WHAT TO DO: Output exactly the lines between the line that contains "What's the underlying" and the last line of the material, counting both.

INPUT DATA:

● ● ● ● ●

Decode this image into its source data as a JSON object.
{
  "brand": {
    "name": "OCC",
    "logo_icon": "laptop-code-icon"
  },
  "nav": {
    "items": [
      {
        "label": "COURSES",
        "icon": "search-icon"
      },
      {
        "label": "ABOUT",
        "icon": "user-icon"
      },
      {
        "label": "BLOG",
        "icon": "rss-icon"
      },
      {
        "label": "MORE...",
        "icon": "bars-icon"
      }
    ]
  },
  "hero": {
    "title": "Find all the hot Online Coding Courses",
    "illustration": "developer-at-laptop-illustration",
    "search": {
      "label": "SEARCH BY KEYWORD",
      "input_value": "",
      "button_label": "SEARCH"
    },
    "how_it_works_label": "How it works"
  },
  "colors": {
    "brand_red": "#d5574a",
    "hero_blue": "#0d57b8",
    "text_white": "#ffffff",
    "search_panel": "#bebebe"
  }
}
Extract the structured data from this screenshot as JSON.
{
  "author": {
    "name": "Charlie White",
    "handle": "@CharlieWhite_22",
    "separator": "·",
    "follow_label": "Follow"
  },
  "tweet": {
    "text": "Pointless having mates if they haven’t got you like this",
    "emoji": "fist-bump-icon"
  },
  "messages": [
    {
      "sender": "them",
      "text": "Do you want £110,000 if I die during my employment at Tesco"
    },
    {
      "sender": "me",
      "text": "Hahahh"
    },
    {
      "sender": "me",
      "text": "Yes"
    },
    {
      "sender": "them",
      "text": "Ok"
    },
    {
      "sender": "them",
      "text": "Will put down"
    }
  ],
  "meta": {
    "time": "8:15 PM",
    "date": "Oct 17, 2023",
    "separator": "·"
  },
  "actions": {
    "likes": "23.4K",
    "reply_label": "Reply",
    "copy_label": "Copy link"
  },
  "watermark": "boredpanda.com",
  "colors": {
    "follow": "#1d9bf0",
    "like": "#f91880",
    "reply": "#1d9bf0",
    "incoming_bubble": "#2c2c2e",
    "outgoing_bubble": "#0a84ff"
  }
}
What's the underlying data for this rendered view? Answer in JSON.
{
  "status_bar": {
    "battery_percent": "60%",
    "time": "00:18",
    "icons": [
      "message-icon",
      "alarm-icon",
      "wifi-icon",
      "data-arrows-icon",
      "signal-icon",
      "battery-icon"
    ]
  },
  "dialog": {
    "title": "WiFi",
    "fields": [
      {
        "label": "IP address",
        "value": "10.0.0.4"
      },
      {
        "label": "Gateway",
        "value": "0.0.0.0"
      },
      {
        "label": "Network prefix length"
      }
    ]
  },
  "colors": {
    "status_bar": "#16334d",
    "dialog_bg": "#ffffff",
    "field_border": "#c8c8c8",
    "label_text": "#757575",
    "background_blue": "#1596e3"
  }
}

● ● ● ● ●

ANSWER FOR THIS EXERCISE:
What's the underlying data for this rendered view? Answer in JSON.
{
  "status_bar": {
    "battery_percent": "60%",
    "time": "00:18",
    "icons": [
      "message-icon",
      "alarm-icon",
      "wifi-icon",
      "data-arrows-icon",
      "signal-icon",
      "battery-icon"
    ]
  },
  "dialog": {
    "title": "WiFi",
    "fields": [
      {
        "label": "IP address",
        "value": "10.0.0.4"
      },
      {
        "label": "Gateway",
        "value": "0.0.0.0"
      },
      {
        "label": "Network prefix length"
      }
    ]
  },
  "colors": {
    "status_bar": "#16334d",
    "dialog_bg": "#ffffff",
    "field_border": "#c8c8c8",
    "label_text": "#757575",
    "background_blue": "#1596e3"
  }
}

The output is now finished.